_TRECHO DA PÁGINA:_
Título: Tenho fome, mas minto por vergonha
Autor: Mariz, Renata
Fonte: Correio Braziliense, 02/10/2011, Brasil, p. 12
Recife ¿ Arrancar lembranças de dona Inês não é tarefa fácil. É assim desde que se mudou para o número 25 da Rua Aiquara, bairro do Ibura. O endereço fica no município de Jaboatão dos Guararapes, no trecho que faz limite com o Recife. Mudança, na verdade, é um eufemismo para fuga. Maria Inês Guedes, 57 anos, sobreviveu à cheia de 2005. Era madrugada de 2 de junho. Um canal que passa pelo local não suportou o volume de chuva e transbordou. A água inundou e devastou os barracos da comunidade Vila das Aeromoças em poucos minutos.
Inês dormia quando percebeu a água invadindo o único cômodo de sua casa, feita de papelão e lona à beira do canal. Levantou às pressas. Pegou no colo a bisneta Inara, então com cinco anos, e correu para a casa de uma vizinha, que também estava prestes a ficar submersa. As duas filhas adultas que moravam com ela também só tiveram tempo de salvar as próprias vidas. Inês e mais 150 famílias conseguiram refúgio na sede da associação de moradores. Passados seis anos da tragédia, restam 50 desabrigados.

_TAREFA ESCRITA 1:_ De acordo com a reportagem sobre a cheia no Ibura, em que data ocorreu a enchente à qual Maria Inês Guedes sobreviveu?
_TAREFA ESCRITA 2:_ Reproduza o trecho da reportagem sobre a cheia no Ibura de "Título: Tenho fome, mas" a "em poucos minutos.".
_TAREFA ESCRITA 3:_ Dê continuidade à reportagem sobre a cheia no Ibura a partir da última frase apresentada.

_SEÇÃO DE DADOS:_
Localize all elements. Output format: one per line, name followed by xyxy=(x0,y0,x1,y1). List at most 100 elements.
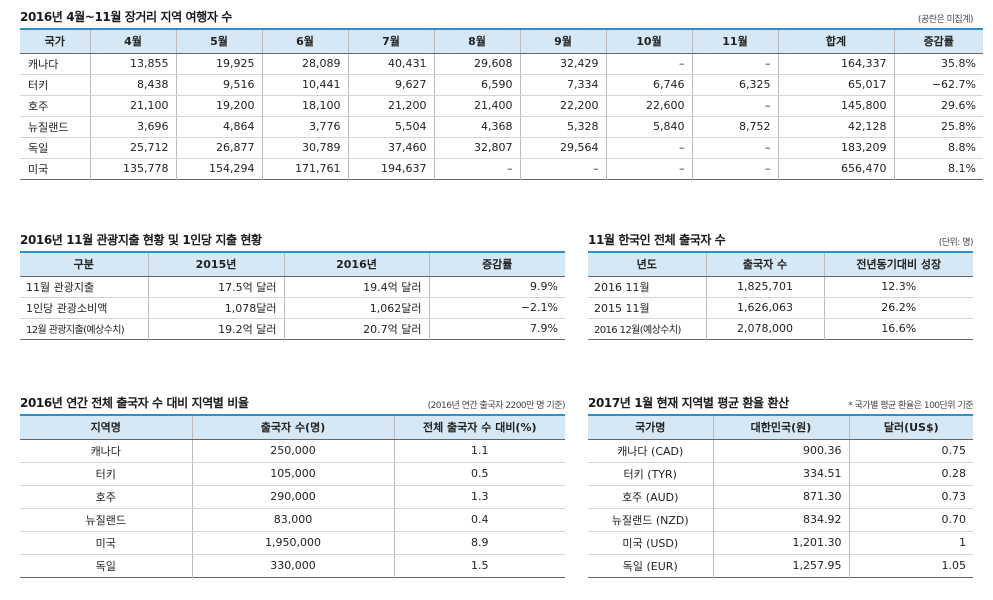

_RESPOSTA DO EXERCÍCIO 1:_ Na madrugada de 2 de junho de 2005.

_RESPOSTA DO EXERCÍCIO 2:_
Título: Tenho fome, mas minto por vergonha
Autor: Mariz, Renata
Fonte: Correio Braziliense, 02/10/2011, Brasil, p. 12
Recife ¿ Arrancar lembranças de dona Inês não é tarefa fácil. É assim desde que se mudou para o número 25 da Rua Aiquara, bairro do Ibura. O endereço fica no município de Jaboatão dos Guararapes, no trecho que faz limite com o Recife. Mudança, na verdade, é um eufemismo para fuga. Maria Inês Guedes, 57 anos, sobreviveu à cheia de 2005. Era madrugada de 2 de junho. Um canal que passa pelo local não suportou o volume de chuva e transbordou. A água inundou e devastou os barracos da comunidade Vila das Aeromoças em poucos minutos.

_RESPOSTA DO EXERCÍCIO 3:_
"Já estou cansada de ficar nas costas dos outros. Às vezes, tenho fome, mas minto por vergonha. Isso aqui é um lixo. Não é lugar de ninguém viver. Aqui, eu não estou vivendo. Estou vegetando. Isso dói", desabafa Inês. O sentimento é descrito no trabalho do Conselho Federal de Psicologia (CFP) como o de "seres supérfluos". Constrangidos a cada vez que têm de recorrer ao aparato público, detalha a pesquisa, os desabrigados, pela prática às vezes velada de gestores, entendem avisos como "você precisa se virar". "Embora importante num primeiro momento, o ambiente massificado e coletivizado do abrigo fere a individualidade e referências pessoais", diz Clara Goldman, do CFP.
Na associação, Inês dividia um colchão de solteiro com as duas filhas e a bisneta. A dificuldade de arrumar comida levou todas. Ela está só. "Sinto muita falta dela (a bisneta)", chora. Calor, falta de chuveiros e descargas quebradas marcam o salão onde os abrigados dormem. Para eles, é como se o dia que a água levou suas casas tivesse sido apenas o começo de um pesadelo. "Tenho medo de tudo. Quando estou trancada, entro em pânico. Tenho medo de outra enchente, de não poder sair e morrer afogada. Estou doente. E foi essa cheia que me deixou assim", diz Inês.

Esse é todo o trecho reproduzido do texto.